>> begin
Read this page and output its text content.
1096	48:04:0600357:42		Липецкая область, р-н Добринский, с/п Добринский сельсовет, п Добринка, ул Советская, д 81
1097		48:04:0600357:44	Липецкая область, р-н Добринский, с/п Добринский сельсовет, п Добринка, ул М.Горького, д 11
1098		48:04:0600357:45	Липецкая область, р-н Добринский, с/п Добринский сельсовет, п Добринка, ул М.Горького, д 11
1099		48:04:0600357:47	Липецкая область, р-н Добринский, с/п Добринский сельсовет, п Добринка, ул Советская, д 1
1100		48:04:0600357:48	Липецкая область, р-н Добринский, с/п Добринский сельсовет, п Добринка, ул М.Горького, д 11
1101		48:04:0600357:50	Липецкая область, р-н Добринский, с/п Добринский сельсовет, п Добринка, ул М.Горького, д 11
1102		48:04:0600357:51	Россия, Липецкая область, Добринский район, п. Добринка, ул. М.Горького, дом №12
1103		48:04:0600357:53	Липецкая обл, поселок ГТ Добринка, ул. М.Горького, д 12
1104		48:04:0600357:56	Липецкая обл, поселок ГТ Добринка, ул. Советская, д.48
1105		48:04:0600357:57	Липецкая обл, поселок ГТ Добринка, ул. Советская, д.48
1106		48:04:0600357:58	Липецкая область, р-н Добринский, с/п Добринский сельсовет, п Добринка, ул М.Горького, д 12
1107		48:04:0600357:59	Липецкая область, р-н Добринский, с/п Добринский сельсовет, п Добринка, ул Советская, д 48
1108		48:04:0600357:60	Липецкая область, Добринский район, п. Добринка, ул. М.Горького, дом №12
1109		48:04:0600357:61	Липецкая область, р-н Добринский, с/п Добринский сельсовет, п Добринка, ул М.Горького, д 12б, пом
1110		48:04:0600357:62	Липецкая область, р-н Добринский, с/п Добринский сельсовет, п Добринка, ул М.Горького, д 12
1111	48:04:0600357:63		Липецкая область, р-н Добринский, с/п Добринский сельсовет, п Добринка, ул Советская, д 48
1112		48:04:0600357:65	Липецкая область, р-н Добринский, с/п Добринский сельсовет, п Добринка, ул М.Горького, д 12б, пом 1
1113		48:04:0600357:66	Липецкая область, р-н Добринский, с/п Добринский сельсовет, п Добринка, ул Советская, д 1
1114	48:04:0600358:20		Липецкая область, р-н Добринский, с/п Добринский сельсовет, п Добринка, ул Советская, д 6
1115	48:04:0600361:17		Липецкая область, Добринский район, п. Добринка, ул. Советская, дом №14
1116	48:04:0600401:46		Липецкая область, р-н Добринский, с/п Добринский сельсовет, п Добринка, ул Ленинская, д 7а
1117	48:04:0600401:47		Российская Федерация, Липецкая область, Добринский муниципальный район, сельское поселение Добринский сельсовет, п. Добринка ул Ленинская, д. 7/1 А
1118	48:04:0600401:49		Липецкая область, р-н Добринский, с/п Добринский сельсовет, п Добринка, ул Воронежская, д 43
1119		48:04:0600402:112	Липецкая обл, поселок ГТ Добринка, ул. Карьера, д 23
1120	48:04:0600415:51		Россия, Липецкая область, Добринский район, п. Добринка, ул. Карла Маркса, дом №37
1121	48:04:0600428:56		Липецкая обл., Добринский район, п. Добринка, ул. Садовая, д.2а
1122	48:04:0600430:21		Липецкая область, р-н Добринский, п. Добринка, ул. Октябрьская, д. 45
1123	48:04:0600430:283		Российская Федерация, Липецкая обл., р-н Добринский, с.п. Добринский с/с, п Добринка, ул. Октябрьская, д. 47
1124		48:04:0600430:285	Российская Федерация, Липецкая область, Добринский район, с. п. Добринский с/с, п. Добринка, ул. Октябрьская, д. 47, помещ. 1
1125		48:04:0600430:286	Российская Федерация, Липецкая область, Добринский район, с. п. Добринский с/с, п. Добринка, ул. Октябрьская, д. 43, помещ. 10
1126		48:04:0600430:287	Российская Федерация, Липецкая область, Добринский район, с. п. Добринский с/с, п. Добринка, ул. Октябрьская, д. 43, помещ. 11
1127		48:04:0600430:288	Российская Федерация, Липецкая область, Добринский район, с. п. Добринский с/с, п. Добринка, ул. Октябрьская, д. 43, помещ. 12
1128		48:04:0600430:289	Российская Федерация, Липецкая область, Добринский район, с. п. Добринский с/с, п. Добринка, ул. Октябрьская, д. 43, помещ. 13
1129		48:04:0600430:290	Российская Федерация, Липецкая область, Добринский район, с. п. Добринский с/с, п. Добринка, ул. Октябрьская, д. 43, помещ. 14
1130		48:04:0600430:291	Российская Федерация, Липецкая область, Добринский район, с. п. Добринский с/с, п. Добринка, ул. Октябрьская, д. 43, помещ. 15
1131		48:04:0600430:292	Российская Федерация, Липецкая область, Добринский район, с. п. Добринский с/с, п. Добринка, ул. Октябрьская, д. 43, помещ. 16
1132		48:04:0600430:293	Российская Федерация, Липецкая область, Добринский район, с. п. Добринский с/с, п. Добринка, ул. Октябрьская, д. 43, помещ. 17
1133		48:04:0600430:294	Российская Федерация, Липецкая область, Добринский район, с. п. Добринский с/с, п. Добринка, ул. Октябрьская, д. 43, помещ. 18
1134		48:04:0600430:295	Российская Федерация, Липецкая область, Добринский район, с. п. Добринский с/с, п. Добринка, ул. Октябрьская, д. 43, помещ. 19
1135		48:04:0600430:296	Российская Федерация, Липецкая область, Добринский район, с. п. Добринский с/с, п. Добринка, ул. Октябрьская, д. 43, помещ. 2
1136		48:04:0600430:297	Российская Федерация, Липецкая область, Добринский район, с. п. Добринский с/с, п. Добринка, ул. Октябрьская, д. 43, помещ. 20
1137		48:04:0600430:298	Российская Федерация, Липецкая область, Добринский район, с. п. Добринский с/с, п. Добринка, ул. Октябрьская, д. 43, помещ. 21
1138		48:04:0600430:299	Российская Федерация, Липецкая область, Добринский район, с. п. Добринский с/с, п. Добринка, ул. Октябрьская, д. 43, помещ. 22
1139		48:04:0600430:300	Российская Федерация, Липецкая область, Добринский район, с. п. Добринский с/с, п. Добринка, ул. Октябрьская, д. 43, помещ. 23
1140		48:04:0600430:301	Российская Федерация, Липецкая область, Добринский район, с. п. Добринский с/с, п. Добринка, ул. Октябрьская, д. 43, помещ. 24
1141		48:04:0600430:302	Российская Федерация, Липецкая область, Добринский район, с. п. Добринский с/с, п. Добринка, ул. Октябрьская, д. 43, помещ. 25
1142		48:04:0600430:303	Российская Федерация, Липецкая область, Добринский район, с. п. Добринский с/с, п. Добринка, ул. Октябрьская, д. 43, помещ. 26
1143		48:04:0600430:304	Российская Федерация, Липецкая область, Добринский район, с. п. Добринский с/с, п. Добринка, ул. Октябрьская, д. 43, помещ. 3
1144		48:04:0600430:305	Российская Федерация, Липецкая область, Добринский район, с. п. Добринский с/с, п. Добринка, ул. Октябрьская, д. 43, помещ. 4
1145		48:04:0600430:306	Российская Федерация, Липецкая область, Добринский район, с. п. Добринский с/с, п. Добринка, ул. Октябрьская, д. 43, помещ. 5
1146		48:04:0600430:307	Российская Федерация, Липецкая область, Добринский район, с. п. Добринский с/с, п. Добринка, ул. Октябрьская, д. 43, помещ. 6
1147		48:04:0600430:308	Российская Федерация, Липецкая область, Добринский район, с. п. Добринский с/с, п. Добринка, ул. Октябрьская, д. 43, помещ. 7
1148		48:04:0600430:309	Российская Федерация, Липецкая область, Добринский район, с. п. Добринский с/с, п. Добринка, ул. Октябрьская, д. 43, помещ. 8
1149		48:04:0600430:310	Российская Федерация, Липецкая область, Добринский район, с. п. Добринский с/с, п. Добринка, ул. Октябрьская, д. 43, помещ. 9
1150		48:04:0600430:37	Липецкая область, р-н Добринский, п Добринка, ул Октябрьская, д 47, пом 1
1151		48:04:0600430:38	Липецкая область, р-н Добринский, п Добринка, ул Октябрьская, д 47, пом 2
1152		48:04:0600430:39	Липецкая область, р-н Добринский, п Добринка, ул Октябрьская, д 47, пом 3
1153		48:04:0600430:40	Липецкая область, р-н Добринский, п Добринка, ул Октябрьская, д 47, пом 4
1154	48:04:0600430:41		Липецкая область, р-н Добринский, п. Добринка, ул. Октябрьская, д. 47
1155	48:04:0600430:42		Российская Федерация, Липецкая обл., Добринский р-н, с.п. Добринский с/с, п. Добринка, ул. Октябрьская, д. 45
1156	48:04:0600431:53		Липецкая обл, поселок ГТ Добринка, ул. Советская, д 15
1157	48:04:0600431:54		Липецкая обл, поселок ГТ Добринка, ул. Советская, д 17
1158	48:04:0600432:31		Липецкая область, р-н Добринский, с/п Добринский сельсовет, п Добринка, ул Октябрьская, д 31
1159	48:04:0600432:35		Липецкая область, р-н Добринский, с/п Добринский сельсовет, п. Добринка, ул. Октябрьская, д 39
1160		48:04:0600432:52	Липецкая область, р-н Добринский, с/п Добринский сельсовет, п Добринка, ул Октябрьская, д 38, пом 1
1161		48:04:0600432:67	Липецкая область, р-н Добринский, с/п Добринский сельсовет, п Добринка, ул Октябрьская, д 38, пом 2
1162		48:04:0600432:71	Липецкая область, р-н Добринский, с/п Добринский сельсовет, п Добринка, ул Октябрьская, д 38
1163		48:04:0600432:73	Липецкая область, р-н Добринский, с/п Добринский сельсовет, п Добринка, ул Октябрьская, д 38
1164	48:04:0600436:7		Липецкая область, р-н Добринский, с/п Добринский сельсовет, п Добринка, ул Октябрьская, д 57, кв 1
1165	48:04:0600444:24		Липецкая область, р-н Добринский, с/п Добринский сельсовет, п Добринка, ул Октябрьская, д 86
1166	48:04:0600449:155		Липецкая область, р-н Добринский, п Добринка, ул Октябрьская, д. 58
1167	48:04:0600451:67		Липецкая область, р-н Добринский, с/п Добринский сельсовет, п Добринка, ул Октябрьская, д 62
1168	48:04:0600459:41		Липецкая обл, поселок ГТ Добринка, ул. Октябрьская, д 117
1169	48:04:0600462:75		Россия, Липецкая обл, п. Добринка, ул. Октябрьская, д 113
>> end
## [Exercise]
Determine how many lines in the data above contain the string "Советская". Give nothing except the number.

## [Solution to the exercise]
11